Exactly repeat all the records below, omitting the images they hold.

* EXTRACTED RECORDS
════════════════════

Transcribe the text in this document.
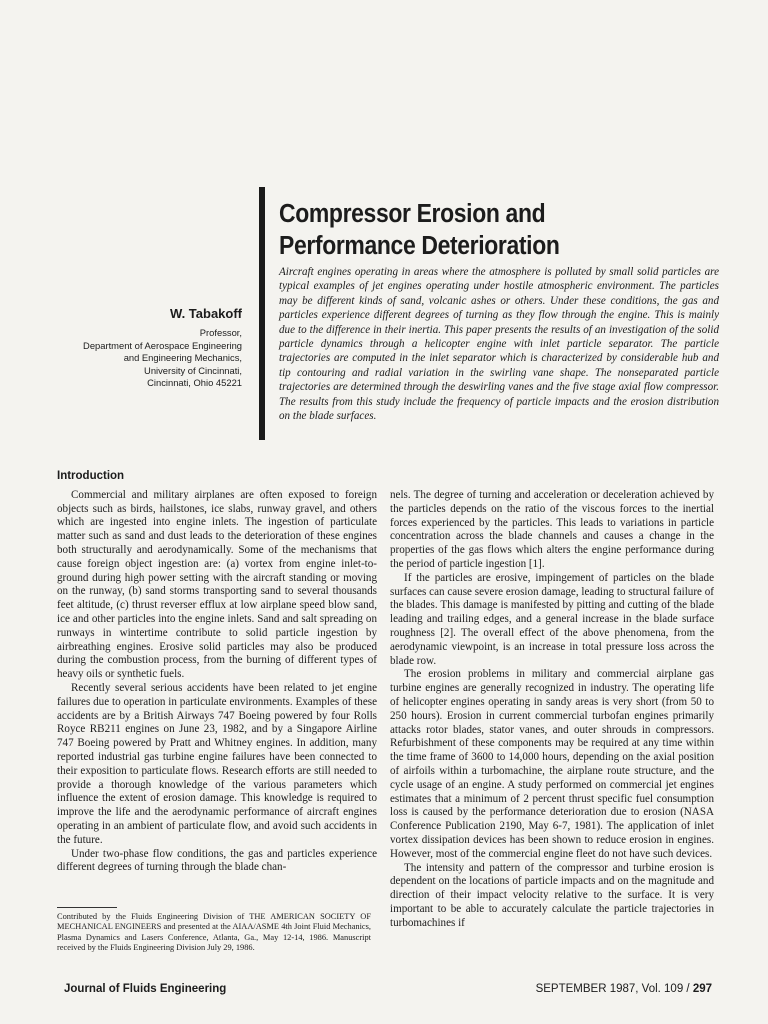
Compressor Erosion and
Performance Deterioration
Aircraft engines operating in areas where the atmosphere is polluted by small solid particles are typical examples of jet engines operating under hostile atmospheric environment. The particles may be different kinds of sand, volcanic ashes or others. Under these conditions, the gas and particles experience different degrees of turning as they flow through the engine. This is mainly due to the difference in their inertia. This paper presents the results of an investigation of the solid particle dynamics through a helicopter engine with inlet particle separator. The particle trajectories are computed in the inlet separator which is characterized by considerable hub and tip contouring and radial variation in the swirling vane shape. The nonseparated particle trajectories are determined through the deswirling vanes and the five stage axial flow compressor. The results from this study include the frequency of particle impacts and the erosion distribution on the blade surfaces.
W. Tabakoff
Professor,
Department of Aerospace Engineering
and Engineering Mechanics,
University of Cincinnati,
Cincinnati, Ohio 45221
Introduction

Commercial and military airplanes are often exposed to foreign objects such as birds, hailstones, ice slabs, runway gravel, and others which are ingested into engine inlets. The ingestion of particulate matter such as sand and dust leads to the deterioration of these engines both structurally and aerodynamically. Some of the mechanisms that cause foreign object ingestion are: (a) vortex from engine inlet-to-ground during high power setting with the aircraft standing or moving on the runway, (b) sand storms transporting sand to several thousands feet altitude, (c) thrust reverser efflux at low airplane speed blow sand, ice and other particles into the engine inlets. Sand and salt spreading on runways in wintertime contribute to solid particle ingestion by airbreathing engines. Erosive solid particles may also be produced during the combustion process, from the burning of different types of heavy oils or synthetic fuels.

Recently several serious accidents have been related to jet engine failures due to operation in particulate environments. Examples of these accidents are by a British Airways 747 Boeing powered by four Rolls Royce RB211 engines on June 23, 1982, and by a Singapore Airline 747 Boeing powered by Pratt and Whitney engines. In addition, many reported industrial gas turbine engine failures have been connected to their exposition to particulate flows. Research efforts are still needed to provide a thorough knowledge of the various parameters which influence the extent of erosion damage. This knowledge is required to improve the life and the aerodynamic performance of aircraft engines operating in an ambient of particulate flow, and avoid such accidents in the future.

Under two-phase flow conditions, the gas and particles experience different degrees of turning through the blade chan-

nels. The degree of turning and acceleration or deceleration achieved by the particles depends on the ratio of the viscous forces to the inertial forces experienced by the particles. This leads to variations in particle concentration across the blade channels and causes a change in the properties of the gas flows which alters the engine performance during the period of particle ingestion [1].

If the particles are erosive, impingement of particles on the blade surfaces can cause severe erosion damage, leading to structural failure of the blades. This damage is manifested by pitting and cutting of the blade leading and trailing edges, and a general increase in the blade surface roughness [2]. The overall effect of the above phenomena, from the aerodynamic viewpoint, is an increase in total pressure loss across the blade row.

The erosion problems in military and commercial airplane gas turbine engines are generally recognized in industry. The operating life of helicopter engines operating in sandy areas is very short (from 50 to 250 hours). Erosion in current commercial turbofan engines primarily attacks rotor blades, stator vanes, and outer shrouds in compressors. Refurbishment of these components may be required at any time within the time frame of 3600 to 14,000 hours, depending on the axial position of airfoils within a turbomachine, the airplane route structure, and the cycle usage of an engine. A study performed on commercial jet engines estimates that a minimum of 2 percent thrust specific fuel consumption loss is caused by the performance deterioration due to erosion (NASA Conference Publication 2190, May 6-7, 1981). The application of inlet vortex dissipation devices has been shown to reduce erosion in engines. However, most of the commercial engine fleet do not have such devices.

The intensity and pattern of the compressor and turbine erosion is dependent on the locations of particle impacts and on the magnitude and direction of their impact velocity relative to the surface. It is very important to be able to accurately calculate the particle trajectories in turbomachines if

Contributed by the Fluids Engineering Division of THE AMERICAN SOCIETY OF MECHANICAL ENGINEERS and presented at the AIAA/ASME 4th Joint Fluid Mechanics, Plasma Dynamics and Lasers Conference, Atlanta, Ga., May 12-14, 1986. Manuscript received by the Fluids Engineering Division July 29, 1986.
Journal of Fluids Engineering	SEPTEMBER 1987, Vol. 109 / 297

════════════════════

* REPLY TO THE EXERCISE
Transcribe the text in this document.
Compressor Erosion and
Performance Deterioration
Aircraft engines operating in areas where the atmosphere is polluted by small solid particles are typical examples of jet engines operating under hostile atmospheric environment. The particles may be different kinds of sand, volcanic ashes or others. Under these conditions, the gas and particles experience different degrees of turning as they flow through the engine. This is mainly due to the difference in their inertia. This paper presents the results of an investigation of the solid particle dynamics through a helicopter engine with inlet particle separator. The particle trajectories are computed in the inlet separator which is characterized by considerable hub and tip contouring and radial variation in the swirling vane shape. The nonseparated particle trajectories are determined through the deswirling vanes and the five stage axial flow compressor. The results from this study include the frequency of particle impacts and the erosion distribution on the blade surfaces.
W. Tabakoff
Professor,
Department of Aerospace Engineering
and Engineering Mechanics,
University of Cincinnati,
Cincinnati, Ohio 45221
Introduction

Commercial and military airplanes are often exposed to foreign objects such as birds, hailstones, ice slabs, runway gravel, and others which are ingested into engine inlets. The ingestion of particulate matter such as sand and dust leads to the deterioration of these engines both structurally and aerodynamically. Some of the mechanisms that cause foreign object ingestion are: (a) vortex from engine inlet-to-ground during high power setting with the aircraft standing or moving on the runway, (b) sand storms transporting sand to several thousands feet altitude, (c) thrust reverser efflux at low airplane speed blow sand, ice and other particles into the engine inlets. Sand and salt spreading on runways in wintertime contribute to solid particle ingestion by airbreathing engines. Erosive solid particles may also be produced during the combustion process, from the burning of different types of heavy oils or synthetic fuels.

Recently several serious accidents have been related to jet engine failures due to operation in particulate environments. Examples of these accidents are by a British Airways 747 Boeing powered by four Rolls Royce RB211 engines on June 23, 1982, and by a Singapore Airline 747 Boeing powered by Pratt and Whitney engines. In addition, many reported industrial gas turbine engine failures have been connected to their exposition to particulate flows. Research efforts are still needed to provide a thorough knowledge of the various parameters which influence the extent of erosion damage. This knowledge is required to improve the life and the aerodynamic performance of aircraft engines operating in an ambient of particulate flow, and avoid such accidents in the future.

Under two-phase flow conditions, the gas and particles experience different degrees of turning through the blade chan-

nels. The degree of turning and acceleration or deceleration achieved by the particles depends on the ratio of the viscous forces to the inertial forces experienced by the particles. This leads to variations in particle concentration across the blade channels and causes a change in the properties of the gas flows which alters the engine performance during the period of particle ingestion [1].

If the particles are erosive, impingement of particles on the blade surfaces can cause severe erosion damage, leading to structural failure of the blades. This damage is manifested by pitting and cutting of the blade leading and trailing edges, and a general increase in the blade surface roughness [2]. The overall effect of the above phenomena, from the aerodynamic viewpoint, is an increase in total pressure loss across the blade row.

The erosion problems in military and commercial airplane gas turbine engines are generally recognized in industry. The operating life of helicopter engines operating in sandy areas is very short (from 50 to 250 hours). Erosion in current commercial turbofan engines primarily attacks rotor blades, stator vanes, and outer shrouds in compressors. Refurbishment of these components may be required at any time within the time frame of 3600 to 14,000 hours, depending on the axial position of airfoils within a turbomachine, the airplane route structure, and the cycle usage of an engine. A study performed on commercial jet engines estimates that a minimum of 2 percent thrust specific fuel consumption loss is caused by the performance deterioration due to erosion (NASA Conference Publication 2190, May 6-7, 1981). The application of inlet vortex dissipation devices has been shown to reduce erosion in engines. However, most of the commercial engine fleet do not have such devices.

The intensity and pattern of the compressor and turbine erosion is dependent on the locations of particle impacts and on the magnitude and direction of their impact velocity relative to the surface. It is very important to be able to accurately calculate the particle trajectories in turbomachines if

Contributed by the Fluids Engineering Division of THE AMERICAN SOCIETY OF MECHANICAL ENGINEERS and presented at the AIAA/ASME 4th Joint Fluid Mechanics, Plasma Dynamics and Lasers Conference, Atlanta, Ga., May 12-14, 1986. Manuscript received by the Fluids Engineering Division July 29, 1986.
Journal of Fluids Engineering	SEPTEMBER 1987, Vol. 109 / 297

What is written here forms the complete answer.